*Aim of the exercise*:
Give only the number of lines in these records that contain the word "this".

*Records supplied*:
══════════════════════════════

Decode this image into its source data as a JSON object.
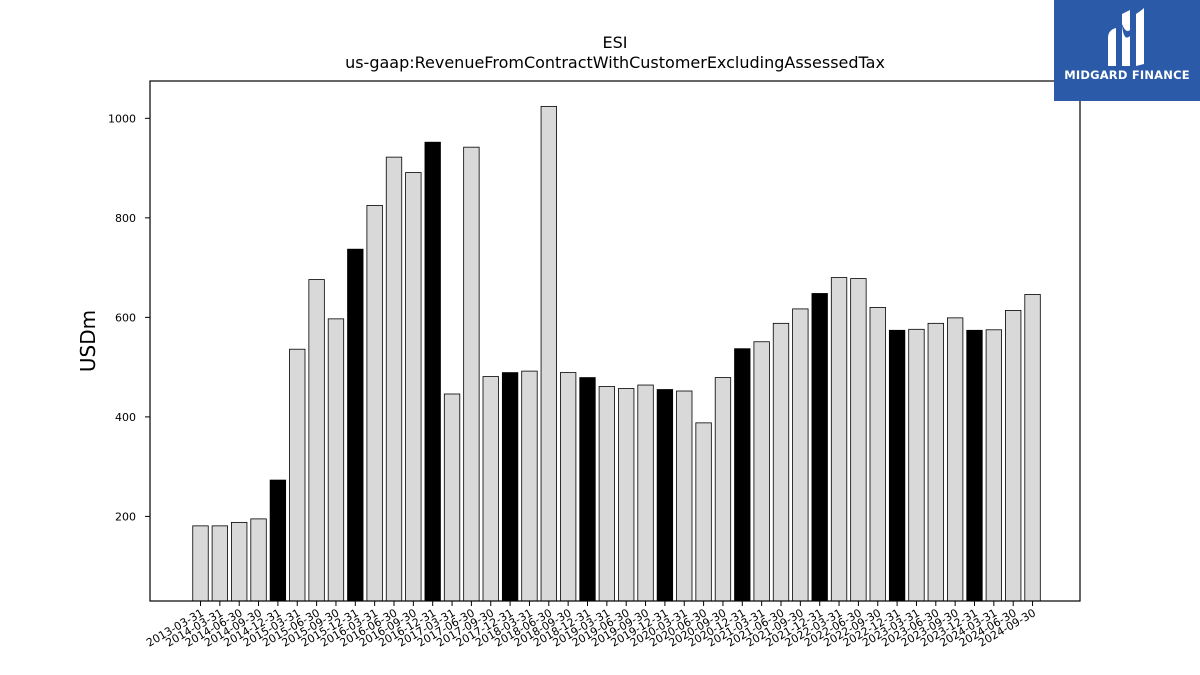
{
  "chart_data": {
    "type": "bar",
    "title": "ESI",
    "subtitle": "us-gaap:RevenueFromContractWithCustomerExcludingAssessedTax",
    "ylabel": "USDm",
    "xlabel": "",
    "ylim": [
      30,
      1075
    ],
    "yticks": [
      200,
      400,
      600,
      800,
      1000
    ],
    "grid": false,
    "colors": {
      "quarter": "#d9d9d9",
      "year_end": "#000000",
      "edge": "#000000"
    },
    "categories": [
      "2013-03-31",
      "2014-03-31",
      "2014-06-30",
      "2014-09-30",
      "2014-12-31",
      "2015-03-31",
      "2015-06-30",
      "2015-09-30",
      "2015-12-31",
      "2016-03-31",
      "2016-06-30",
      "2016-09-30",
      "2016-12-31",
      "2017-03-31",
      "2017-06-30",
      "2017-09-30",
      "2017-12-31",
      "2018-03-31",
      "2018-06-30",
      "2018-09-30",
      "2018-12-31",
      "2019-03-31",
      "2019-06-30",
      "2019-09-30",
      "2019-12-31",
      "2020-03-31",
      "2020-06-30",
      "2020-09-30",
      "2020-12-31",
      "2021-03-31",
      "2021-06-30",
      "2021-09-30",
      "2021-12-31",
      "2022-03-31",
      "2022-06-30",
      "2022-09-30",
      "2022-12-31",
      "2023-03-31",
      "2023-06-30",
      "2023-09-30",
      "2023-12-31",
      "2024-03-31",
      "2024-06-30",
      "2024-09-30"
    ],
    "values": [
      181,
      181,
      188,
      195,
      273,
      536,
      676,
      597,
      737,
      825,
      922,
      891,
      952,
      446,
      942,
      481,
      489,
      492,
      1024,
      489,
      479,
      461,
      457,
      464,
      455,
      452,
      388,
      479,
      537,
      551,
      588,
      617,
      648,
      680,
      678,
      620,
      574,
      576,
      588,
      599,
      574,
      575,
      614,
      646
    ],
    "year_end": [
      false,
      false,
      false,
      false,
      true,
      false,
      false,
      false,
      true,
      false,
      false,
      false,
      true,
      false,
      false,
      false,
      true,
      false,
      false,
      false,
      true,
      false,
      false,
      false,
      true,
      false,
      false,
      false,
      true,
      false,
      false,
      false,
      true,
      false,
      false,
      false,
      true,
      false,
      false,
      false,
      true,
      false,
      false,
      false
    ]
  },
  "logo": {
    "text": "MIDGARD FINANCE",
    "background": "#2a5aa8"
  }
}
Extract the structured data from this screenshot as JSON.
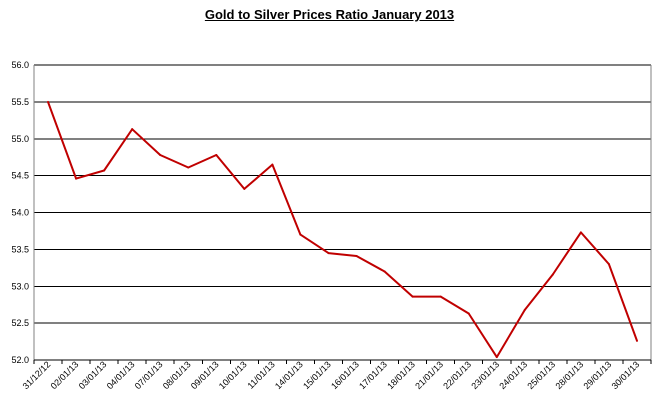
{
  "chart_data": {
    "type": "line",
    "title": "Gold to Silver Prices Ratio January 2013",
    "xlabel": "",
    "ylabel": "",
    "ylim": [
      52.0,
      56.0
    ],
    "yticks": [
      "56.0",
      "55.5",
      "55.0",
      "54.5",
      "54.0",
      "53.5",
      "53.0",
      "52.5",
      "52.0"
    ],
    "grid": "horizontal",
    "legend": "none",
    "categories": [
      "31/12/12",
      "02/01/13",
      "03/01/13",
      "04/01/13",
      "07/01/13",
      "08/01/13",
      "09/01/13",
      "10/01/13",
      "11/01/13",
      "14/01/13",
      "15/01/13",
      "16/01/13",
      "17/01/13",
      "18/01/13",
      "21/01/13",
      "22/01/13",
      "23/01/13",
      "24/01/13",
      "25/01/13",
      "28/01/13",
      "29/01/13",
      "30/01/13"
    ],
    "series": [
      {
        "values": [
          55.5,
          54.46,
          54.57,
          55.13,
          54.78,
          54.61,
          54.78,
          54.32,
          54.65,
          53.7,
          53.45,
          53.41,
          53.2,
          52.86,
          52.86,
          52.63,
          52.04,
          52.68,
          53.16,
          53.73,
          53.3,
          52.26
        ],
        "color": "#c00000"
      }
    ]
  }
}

══════════════════════════════

*The response*:
2